### To be done:
Write the data out again, character for character, with no images.

--- START Dataset records ---

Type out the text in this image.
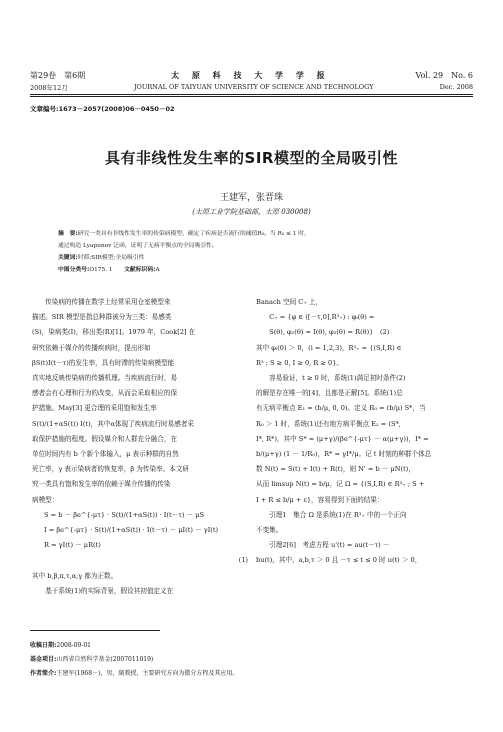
第29卷　第6期	太 原 科 技 大 学 学 报	Vol. 29　No. 6
2008年12月	JOURNAL OF TAIYUAN UNIVERSITY OF SCIENCE AND TECHNOLOGY	Dec. 2008
文章编号:1673－2057(2008)06－0450－02
具有非线性发生率的SIR模型的全局吸引性
王建军，张晋珠
(太原工业学院基础部，太原 030008)
摘　要:研究一类具有非线性发生率的传染病模型，确定了疾病是否流行的阈值R₀。当 R₀ ≤ 1 时，
通过构造 Lyapunov 泛函，证明了无病平衡点的全局吸引性。
关键词:时滞;SIR模型;全局吸引性
中图分类号:O175. 1　　 文献标识码:A
　　传染病的传播在数学上经常采用仓室模型来
描述。SIR 模型是指总种群被分为三类：易感类
(S)，染病类(I)，移出类(R)[1]。1979 年，Cook[2] 在
研究依赖于媒介的传播疾病时，提出形如
βS(t)I(t－τ)的发生率，具有时滞的传染病模型能
真实地反映传染病的传播机理。当疾病流行时，易
感者会有心理和行为的改变，从而会采取相应的保
护措施。May[3] 更合理的采用饱和发生率
S(t)/(1+αS(t)) I(t)，其中α体现了疾病流行时易感者采
取保护措施的程度。假设媒介和人群充分融合，在
单位时间内有 b 个新个体输入，μ 表示种群的自然
死亡率，γ 表示染病者的恢复率，β 为传染率。本文研
究一类具有饱和发生率的依赖于媒介传播的传染
病模型：
S = b － βe^{-μτ} · S(t)/(1+αS(t)) · I(t－τ) － μS
I = βe^{-μτ} · S(t)/(1+αS(t)) · I(t－τ) － μI(t) － γI(t)
R = γI(t) － μR(t)
(1)

其中 b,β,π,τ,α,γ 都为正数。
　　基于系统(1)的实际背景，假设其初值定义在
Banach 空间 C₊ 上，
　　C₊ = {φ ∈ ([－τ,0],R³₊) : φᵢ(θ) =
　　S(θ), φ₂(θ) = I(θ), φ₃(θ) = R(θ)}　(2)
其中 φᵢ(0) ＞ 0，(i = 1,2,3)，R³₊ = {(S,I,R) ∈
R³ ; S ≥ 0, I ≥ 0, R ≥ 0}。
　　容易验证，t ≥ 0 时，系统(1)满足初时条件(2)
的解是存在唯一的[4]，且都是正解[5]。系统(1)总
有无病平衡点 E₁ = (b/μ, 0, 0)。定义 R₀ = (b/μ) S*，当
R₀ ＞ 1 时，系统(1)还有地方病平衡点 E₂ = (S*,
I*, R*)，其中 S* = (μ+γ)/(βe^{-μτ} － α(μ+γ))，I* =
b/(μ+γ) (1 － 1/R₀)，R* = γI*/μ。记 t 时刻的种群个体总
数 N(t) = S(t) + I(t) + R(t)，则 N' = b － μN(t)，
从而 limsup N(t) = b/μ，记 Ω = {(S,I,R) ∈ R³₊ ; S +
I + R ≤ b/μ + ε}，容易得到下面的结果：
　　引理1　集合 Ω 是系统(1)在 R³₊ 中的一个正向
不变集。
　　引理2[6]　考虑方程 u'(t) = au(t－τ) －
bu(t)，其中，a,b,τ ＞ 0 且 －τ ≤ t ≤ 0 时 u(t) ＞ 0，
收稿日期:2008-09-01
基金项目:山西省自然科学基金(2007011019)
作者简介:王建军(1968－)，男，副教授，主要研究方向为微分方程及其应用。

--- END Dataset records ---

### Response to this exercise:
Type out the text in this image.
第29卷　第6期	太 原 科 技 大 学 学 报	Vol. 29　No. 6
2008年12月	JOURNAL OF TAIYUAN UNIVERSITY OF SCIENCE AND TECHNOLOGY	Dec. 2008
文章编号:1673－2057(2008)06－0450－02
具有非线性发生率的SIR模型的全局吸引性
王建军，张晋珠
(太原工业学院基础部，太原 030008)
摘　要:研究一类具有非线性发生率的传染病模型，确定了疾病是否流行的阈值R₀。当 R₀ ≤ 1 时，
通过构造 Lyapunov 泛函，证明了无病平衡点的全局吸引性。
关键词:时滞;SIR模型;全局吸引性
中图分类号:O175. 1　　 文献标识码:A
　　传染病的传播在数学上经常采用仓室模型来
描述。SIR 模型是指总种群被分为三类：易感类
(S)，染病类(I)，移出类(R)[1]。1979 年，Cook[2] 在
研究依赖于媒介的传播疾病时，提出形如
βS(t)I(t－τ)的发生率，具有时滞的传染病模型能
真实地反映传染病的传播机理。当疾病流行时，易
感者会有心理和行为的改变，从而会采取相应的保
护措施。May[3] 更合理的采用饱和发生率
S(t)/(1+αS(t)) I(t)，其中α体现了疾病流行时易感者采
取保护措施的程度。假设媒介和人群充分融合，在
单位时间内有 b 个新个体输入，μ 表示种群的自然
死亡率，γ 表示染病者的恢复率，β 为传染率。本文研
究一类具有饱和发生率的依赖于媒介传播的传染
病模型：
S = b － βe^{-μτ} · S(t)/(1+αS(t)) · I(t－τ) － μS
I = βe^{-μτ} · S(t)/(1+αS(t)) · I(t－τ) － μI(t) － γI(t)
R = γI(t) － μR(t)
(1)

其中 b,β,π,τ,α,γ 都为正数。
　　基于系统(1)的实际背景，假设其初值定义在
Banach 空间 C₊ 上，
　　C₊ = {φ ∈ ([－τ,0],R³₊) : φᵢ(θ) =
　　S(θ), φ₂(θ) = I(θ), φ₃(θ) = R(θ)}　(2)
其中 φᵢ(0) ＞ 0，(i = 1,2,3)，R³₊ = {(S,I,R) ∈
R³ ; S ≥ 0, I ≥ 0, R ≥ 0}。
　　容易验证，t ≥ 0 时，系统(1)满足初时条件(2)
的解是存在唯一的[4]，且都是正解[5]。系统(1)总
有无病平衡点 E₁ = (b/μ, 0, 0)。定义 R₀ = (b/μ) S*，当
R₀ ＞ 1 时，系统(1)还有地方病平衡点 E₂ = (S*,
I*, R*)，其中 S* = (μ+γ)/(βe^{-μτ} － α(μ+γ))，I* =
b/(μ+γ) (1 － 1/R₀)，R* = γI*/μ。记 t 时刻的种群个体总
数 N(t) = S(t) + I(t) + R(t)，则 N' = b － μN(t)，
从而 limsup N(t) = b/μ，记 Ω = {(S,I,R) ∈ R³₊ ; S +
I + R ≤ b/μ + ε}，容易得到下面的结果：
　　引理1　集合 Ω 是系统(1)在 R³₊ 中的一个正向
不变集。
　　引理2[6]　考虑方程 u'(t) = au(t－τ) －
bu(t)，其中，a,b,τ ＞ 0 且 －τ ≤ t ≤ 0 时 u(t) ＞ 0，
收稿日期:2008-09-01
基金项目:山西省自然科学基金(2007011019)
作者简介:王建军(1968－)，男，副教授，主要研究方向为微分方程及其应用。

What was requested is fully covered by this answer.